#### [Directions]
Search the listing for "Model" and copy every line where it appears.

#### [Entries shown]

= = = = = = =

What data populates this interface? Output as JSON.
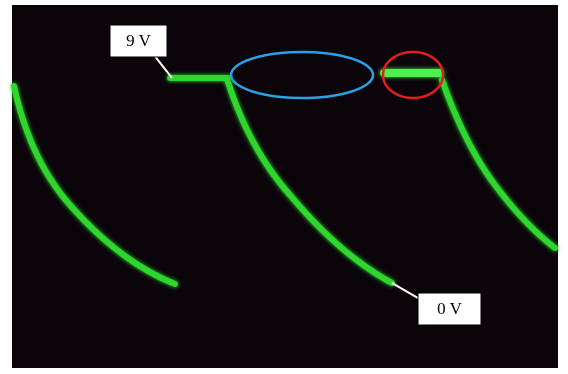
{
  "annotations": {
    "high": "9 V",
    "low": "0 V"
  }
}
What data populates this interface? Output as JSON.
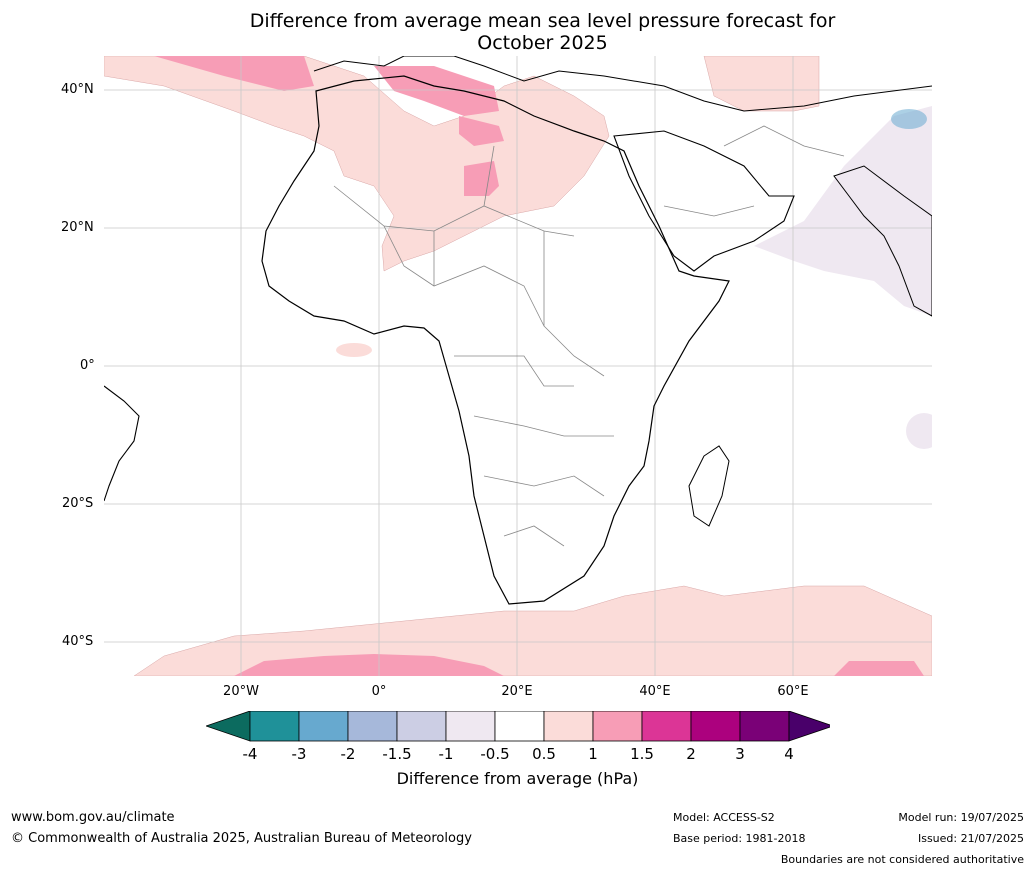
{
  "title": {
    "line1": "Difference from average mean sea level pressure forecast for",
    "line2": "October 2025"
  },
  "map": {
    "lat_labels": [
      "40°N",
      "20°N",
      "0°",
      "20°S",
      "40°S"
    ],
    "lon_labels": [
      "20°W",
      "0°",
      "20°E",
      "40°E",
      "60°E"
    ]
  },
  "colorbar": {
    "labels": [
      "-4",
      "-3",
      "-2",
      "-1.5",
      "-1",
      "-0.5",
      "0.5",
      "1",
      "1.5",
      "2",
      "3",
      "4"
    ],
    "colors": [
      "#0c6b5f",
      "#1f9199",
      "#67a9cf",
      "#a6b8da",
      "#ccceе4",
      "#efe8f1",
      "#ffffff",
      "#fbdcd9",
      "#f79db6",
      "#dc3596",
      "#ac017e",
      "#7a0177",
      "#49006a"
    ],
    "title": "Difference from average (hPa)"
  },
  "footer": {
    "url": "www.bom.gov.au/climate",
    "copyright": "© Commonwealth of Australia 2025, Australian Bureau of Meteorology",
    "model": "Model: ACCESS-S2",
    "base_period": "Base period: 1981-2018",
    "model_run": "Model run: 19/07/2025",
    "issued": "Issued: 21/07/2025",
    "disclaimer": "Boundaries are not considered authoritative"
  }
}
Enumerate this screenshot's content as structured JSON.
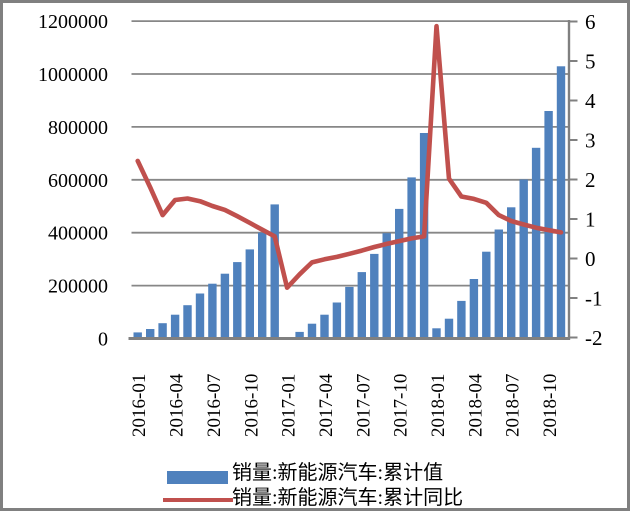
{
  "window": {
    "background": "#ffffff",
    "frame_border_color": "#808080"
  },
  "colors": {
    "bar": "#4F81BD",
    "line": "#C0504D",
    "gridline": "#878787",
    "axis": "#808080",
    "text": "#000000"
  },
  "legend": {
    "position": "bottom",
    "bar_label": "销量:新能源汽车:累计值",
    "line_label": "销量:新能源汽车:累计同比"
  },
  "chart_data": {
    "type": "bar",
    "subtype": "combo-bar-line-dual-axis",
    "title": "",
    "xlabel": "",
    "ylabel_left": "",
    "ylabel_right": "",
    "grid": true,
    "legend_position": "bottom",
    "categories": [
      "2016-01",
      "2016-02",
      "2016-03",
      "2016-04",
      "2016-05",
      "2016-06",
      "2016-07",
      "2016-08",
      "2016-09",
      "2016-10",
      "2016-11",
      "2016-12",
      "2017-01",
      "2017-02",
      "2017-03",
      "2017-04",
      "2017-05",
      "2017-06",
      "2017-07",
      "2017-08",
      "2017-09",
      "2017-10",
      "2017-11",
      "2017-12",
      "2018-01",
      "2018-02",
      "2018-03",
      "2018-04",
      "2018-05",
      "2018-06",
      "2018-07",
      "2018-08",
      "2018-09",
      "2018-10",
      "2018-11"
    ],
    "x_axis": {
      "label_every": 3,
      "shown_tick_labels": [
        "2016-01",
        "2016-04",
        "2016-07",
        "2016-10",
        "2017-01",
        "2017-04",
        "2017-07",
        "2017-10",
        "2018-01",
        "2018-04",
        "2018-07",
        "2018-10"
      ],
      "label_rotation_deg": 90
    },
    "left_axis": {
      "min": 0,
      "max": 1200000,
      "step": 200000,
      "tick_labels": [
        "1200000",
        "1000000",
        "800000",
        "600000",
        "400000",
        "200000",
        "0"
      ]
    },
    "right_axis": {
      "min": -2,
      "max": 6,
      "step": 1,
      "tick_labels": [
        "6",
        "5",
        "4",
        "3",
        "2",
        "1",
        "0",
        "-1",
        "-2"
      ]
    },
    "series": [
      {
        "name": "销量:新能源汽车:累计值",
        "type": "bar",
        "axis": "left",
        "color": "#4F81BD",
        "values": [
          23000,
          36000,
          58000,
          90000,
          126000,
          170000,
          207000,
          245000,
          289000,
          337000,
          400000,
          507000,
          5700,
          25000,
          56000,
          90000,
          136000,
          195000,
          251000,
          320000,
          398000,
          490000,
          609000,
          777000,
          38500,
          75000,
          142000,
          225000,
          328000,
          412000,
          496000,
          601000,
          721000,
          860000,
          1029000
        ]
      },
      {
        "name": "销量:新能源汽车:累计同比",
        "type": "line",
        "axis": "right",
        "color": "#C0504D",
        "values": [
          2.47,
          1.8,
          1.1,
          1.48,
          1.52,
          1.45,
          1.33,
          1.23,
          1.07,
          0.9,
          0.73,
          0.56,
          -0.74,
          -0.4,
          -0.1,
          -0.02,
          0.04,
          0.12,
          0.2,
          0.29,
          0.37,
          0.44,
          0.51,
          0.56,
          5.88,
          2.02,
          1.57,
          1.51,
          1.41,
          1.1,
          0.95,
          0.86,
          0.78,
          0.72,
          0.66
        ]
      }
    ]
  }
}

= = = = = = =

#### [Result of the exercise]
    "model": "Model: ACCESS-S2",
    "model_run": "Model run: 19/07/2025",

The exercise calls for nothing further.